What to produce: Scan the material for the word "resources", and copy each line where it shows up.

Data excerpts:

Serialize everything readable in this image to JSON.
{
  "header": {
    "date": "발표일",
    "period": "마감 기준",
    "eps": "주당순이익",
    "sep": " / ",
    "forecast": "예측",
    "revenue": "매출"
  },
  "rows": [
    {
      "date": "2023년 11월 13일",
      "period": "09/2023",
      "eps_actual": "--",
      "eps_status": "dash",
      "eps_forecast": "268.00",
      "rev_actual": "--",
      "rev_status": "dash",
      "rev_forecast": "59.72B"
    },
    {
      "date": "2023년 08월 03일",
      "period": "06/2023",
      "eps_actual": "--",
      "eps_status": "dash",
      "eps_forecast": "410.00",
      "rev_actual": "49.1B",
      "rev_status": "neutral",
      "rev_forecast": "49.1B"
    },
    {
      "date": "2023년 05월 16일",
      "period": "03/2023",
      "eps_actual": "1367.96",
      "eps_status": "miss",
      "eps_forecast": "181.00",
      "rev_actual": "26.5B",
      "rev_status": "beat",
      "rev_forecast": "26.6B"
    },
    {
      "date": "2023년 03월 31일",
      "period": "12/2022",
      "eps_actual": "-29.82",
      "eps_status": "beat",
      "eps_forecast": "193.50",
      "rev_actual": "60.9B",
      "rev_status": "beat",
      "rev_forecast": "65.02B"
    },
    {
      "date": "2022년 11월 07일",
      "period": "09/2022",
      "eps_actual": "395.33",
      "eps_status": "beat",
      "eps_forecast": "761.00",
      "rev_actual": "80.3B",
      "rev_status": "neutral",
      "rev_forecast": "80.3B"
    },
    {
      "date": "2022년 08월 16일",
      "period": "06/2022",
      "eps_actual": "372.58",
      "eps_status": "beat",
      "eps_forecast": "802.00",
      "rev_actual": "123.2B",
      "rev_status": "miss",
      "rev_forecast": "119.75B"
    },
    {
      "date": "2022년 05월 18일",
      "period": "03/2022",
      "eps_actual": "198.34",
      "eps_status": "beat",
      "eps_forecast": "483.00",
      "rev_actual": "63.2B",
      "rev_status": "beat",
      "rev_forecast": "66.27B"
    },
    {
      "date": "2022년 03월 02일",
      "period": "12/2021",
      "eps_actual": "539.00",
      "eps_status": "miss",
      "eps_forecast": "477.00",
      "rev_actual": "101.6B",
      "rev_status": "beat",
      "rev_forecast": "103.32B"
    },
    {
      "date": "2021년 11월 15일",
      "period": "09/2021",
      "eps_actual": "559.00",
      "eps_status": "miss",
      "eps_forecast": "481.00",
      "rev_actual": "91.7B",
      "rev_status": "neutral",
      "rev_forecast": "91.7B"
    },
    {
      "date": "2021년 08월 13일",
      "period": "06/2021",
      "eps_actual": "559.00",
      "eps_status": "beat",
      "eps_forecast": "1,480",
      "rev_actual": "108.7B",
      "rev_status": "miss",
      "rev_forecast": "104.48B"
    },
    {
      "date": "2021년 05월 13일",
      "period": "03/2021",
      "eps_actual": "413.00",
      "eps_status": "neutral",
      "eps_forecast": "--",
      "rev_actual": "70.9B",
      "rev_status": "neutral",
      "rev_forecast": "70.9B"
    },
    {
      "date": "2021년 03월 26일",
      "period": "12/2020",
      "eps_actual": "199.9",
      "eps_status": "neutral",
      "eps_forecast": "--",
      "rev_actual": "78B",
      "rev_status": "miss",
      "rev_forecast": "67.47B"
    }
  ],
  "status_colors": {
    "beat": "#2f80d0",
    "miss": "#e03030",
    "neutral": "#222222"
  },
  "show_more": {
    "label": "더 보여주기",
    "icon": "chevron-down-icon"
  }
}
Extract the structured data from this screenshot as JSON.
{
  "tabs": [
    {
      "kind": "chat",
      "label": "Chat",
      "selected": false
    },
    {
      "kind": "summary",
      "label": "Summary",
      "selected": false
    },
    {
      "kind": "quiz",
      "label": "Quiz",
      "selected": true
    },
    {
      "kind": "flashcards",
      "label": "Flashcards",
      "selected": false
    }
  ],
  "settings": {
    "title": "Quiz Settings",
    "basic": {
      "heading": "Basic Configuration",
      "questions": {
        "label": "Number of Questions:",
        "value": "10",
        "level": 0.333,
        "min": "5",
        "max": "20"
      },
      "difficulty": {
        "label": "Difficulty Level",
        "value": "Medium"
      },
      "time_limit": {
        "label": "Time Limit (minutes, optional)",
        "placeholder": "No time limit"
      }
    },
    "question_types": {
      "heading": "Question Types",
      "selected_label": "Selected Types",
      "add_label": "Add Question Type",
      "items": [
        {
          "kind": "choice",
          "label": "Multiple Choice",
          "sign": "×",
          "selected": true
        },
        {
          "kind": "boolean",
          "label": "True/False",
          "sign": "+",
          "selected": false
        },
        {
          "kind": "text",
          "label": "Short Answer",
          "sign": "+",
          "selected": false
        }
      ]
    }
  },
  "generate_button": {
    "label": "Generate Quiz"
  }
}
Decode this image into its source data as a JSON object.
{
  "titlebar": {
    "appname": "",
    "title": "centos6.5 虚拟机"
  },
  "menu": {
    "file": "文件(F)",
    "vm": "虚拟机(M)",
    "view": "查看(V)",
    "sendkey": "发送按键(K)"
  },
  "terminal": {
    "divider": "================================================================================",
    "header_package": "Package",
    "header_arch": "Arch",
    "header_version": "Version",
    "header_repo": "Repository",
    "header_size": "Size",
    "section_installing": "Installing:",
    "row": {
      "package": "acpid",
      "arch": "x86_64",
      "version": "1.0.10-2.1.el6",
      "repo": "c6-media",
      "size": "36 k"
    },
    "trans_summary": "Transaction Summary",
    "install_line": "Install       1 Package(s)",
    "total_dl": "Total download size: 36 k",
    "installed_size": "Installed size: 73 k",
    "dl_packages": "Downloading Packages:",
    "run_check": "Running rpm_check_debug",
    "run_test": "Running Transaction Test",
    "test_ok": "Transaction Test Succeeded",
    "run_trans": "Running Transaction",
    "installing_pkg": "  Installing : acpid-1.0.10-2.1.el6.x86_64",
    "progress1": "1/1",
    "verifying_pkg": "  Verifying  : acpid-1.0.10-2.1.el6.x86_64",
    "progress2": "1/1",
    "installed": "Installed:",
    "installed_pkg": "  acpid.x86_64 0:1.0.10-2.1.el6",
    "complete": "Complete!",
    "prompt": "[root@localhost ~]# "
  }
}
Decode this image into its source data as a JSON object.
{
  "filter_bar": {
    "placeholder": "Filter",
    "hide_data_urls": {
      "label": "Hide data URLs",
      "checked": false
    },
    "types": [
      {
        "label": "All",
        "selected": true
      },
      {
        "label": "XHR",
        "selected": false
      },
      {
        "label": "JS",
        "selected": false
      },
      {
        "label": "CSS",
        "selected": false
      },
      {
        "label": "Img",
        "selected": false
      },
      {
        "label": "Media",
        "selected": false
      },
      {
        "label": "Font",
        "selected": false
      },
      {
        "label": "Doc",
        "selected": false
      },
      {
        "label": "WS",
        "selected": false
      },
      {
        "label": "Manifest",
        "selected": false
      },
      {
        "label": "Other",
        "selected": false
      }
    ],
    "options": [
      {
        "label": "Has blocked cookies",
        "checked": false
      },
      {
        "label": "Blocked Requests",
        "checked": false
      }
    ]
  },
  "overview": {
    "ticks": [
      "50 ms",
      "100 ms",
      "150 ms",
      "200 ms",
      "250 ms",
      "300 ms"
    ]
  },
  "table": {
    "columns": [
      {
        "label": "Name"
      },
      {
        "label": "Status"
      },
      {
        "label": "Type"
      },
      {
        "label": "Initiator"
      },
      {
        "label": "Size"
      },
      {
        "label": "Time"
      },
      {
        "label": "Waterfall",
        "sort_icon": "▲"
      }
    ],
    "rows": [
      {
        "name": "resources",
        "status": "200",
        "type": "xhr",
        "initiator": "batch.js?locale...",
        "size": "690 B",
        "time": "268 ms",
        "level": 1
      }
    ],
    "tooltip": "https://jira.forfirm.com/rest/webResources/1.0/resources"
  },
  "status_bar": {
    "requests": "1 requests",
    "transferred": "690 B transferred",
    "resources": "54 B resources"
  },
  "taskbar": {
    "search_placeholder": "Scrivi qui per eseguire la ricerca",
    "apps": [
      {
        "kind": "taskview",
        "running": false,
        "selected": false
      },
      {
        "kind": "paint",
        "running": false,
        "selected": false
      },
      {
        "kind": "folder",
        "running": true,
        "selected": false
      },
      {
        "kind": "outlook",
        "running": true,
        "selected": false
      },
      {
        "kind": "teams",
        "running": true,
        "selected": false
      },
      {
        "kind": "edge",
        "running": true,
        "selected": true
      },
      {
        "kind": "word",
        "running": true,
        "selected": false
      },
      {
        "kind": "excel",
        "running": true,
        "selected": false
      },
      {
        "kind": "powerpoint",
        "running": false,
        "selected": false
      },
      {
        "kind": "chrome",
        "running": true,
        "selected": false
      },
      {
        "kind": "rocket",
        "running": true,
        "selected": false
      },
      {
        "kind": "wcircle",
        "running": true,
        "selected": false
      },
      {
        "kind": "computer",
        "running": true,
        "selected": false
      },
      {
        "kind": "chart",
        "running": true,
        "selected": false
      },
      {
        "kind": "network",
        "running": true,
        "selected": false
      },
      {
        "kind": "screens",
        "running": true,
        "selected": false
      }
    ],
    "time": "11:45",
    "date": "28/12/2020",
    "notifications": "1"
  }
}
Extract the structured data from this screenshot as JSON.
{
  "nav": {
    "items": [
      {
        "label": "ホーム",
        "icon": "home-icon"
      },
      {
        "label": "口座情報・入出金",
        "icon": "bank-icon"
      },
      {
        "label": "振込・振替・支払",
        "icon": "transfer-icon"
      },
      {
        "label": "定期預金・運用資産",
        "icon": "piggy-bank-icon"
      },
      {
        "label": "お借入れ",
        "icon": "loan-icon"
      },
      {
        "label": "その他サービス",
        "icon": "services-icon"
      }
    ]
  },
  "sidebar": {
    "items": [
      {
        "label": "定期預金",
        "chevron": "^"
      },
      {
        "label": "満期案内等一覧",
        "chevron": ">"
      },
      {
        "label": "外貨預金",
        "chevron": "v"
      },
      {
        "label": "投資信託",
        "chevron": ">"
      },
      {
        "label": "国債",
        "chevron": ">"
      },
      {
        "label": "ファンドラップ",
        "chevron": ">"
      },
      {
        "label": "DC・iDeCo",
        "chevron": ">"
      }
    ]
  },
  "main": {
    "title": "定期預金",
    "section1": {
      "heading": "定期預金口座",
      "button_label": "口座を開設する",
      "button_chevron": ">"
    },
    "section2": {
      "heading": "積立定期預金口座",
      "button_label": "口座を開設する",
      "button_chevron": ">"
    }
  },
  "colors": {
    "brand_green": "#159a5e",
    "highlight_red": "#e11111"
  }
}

Correct output:
        "name": "resources",
    "tooltip": "https://jira.forfirm.com/rest/webResources/1.0/resources"
    "resources": "54 B resources"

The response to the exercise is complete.